• _Page text_
• • • • • • •
I focused too narrowly on checking the box of my assigned task, and had some kind of situational blinders. Maybe on some level I registered that the meat wasn’t looking how I expected, but not enough to investigate further.
I failed to generalize my task, “stir the slow cooker,” to the broader objective: ensure the meat is cooked in time for dinner.
I will never live down my “bad potatoes” moment. My husband still teases me, but now we also can’t help noticing “bad potato” scenarios everywhere in our work and life. “That was totally bad potatoes,” we’ll sometimes say.
I’ve come to realize that these situations share a deeper pattern. Somewhere between intention and execution, something is lost.
It’s easy to dismiss “bad potatoes” as stupidity or ineptitude.
(Or maybe this whole essay is just cope for my own stupidity and ineptitude, but bear with me.) But I think it points to a bigger observation: it is hard to give objectives to a system and reliably get the intended outcome. This is the classic problem of objective specification in complex systems. It appears across disciplines as mechanism design (economics), control theory (engineering), and reward design (AI).
Lately, I’ve been thinking about a phrase I came across in policy scholar Robert Klitgaard’s 2022 book Prevail: erosion of insight. Klitgaard uses “erosion of insight” to describe how powerful insights often decay into crude versions of themselves. As he writes, “an insight that begins as a strikingly helpful simplification and clarification of the world can become a painfully unhelpful complete view of the world.”
• • • • • • •
• _Listed entries_
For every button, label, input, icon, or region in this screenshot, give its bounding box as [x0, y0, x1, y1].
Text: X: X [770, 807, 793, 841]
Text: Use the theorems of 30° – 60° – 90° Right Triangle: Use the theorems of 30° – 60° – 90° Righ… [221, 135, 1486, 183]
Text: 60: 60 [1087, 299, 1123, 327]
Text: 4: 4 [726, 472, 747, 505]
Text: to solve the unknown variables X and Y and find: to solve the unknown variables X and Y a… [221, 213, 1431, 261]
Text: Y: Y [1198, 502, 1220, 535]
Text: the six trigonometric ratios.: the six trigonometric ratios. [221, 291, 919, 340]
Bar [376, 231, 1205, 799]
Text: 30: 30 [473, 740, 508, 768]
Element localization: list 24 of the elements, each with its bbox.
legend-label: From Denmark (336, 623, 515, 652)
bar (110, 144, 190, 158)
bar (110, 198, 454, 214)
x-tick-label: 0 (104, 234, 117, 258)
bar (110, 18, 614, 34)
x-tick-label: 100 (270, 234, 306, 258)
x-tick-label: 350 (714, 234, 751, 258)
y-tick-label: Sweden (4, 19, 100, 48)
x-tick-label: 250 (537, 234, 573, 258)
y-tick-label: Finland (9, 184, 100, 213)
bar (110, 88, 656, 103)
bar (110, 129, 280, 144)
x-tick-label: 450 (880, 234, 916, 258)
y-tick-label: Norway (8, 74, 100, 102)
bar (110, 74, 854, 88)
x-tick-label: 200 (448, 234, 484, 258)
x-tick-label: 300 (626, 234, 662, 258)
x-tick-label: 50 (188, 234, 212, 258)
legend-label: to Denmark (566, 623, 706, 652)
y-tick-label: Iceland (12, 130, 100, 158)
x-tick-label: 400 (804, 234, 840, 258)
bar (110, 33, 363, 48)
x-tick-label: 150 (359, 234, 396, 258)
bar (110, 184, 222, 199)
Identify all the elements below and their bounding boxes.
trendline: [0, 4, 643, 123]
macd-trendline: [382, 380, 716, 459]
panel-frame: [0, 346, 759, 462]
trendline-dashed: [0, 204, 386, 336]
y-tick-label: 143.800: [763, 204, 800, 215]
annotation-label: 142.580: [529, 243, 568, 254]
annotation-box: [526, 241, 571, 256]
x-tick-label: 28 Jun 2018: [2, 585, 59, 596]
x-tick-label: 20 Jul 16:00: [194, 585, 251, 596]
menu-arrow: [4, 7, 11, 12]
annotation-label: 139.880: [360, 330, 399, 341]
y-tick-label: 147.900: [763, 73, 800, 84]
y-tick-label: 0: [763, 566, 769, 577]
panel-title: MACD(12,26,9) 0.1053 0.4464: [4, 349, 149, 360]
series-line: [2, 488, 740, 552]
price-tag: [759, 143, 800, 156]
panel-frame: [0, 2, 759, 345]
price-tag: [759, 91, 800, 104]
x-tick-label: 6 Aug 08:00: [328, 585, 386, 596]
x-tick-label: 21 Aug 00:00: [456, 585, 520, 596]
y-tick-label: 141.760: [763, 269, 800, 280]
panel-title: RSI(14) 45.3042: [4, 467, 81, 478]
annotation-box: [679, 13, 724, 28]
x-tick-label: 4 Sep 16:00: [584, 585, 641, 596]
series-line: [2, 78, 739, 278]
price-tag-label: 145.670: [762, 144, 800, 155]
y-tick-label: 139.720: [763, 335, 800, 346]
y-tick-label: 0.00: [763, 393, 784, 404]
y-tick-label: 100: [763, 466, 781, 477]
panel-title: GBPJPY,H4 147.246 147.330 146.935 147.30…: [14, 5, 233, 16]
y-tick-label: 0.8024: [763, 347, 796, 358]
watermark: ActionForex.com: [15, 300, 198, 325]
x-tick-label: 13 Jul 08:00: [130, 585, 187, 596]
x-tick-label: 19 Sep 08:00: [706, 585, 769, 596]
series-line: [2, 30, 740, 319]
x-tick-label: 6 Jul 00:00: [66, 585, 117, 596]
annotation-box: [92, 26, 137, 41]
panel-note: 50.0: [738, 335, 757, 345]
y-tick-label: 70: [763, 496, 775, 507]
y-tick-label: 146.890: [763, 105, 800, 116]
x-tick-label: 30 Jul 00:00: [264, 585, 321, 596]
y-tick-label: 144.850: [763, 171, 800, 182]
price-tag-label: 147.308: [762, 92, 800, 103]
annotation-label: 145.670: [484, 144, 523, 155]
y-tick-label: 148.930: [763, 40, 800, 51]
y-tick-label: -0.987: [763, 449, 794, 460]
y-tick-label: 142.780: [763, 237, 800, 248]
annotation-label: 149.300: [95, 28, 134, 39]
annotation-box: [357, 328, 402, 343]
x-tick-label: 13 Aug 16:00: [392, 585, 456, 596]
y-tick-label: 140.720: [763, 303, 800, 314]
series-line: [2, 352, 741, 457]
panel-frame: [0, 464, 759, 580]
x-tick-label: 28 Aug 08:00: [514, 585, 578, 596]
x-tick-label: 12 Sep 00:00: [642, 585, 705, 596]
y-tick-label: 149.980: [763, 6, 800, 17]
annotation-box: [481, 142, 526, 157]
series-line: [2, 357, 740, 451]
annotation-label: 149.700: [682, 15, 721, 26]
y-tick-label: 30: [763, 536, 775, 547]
• • • • • • •
• _Questions to answer_
1. Say whether each statement agrees with the essay on "bad potatoes." Answer yes or no for each, and quote the words of the essay that decide it.
(a) The writer's husband has stopped teasing about the "bad potatoes" moment.
(b) The writer lists reward design in AI as one field where the problem of objective specification appears.
(c) Klitgaard's book Prevail came out in 2022.
2. Carry on the essay on "bad potatoes," starting after its final sentence.

• _Answer set_
1.
(a) No: "My husband still teases me"
(b) Yes: "It appears across disciplines as mechanism design (economics), control theory (engineering), and reward design (AI)."
(c) Yes: "policy scholar Robert Klitgaard’s 2022 book Prevail"

2.
In other words, a good idea starts as a useful shortcut. Over time, the shortcut becomes the rule, and the rule replaces the insight that made it useful in the first place. What began as a helpful simplification or abstraction hardens into a brittle procedure.
The bad potatoes problem is exactly this kind of erosion, and what looks like stupidity is actually a gradual loss of insight behind the task.
In the world of bad potatoes, this erosion happens in three parts: erosion of ownership, erosion of context, and erosion of objective.
Erosion of ownership happens as the objective moves from the person who conceived it to the person executing it. The executor does not have the same cognitive investment in the “why” behind the task, and therefore is less likely to question whether the task is actually accomplishing the intended outcome.
Erosion of context happens when a task becomes detached from the surrounding situation it was meant to operate within. The executor performs the task as written, but does not necessarily incorporate related signals, edge cases, or obvious anomalies that fall just outside the narrow definition of the task.
Erosion of objective happens when the task itself becomes a proxy for the real goal. Over time the proxy becomes the objective. The worker removes bad potatoes, but no longer remembers that the real goal was to ensure that only potatoes go into the bag.
In large organizations, fighting these erosions is a constant battle: ensuring context isn’t lost between teams or across knowledge supply chains. I have written about related concepts, like assumption provenance and the bullwhip effect in knowledge work, which are symptoms of this broader erosion of insight.
AI, though, might actually help systems and organizations resist it.
While it is not always easy to specify objectives for an AI system, incorporating AI into workflows creates a useful forcing function:
Forces you to document assumptions the model should consider
Forces you to point to all relevant context
Forces you to specify clear objectives
Forces you to define success criteria in advance instead of assuming shared mental models
Forces you to notice gaps in the specification when the model predictably does the wrong thing
In other words, the problem of bad potatoes is (obviously) not about potatoes. It is about how easily intentions degrade as they move through a system. The larger and more distributed the system becomes, the more likely it is that someone somewhere is faithfully executing the wrong task.
The worker removes the bad potatoes. The stew gets stirred. And yet, somehow, dinner still isn’t ready.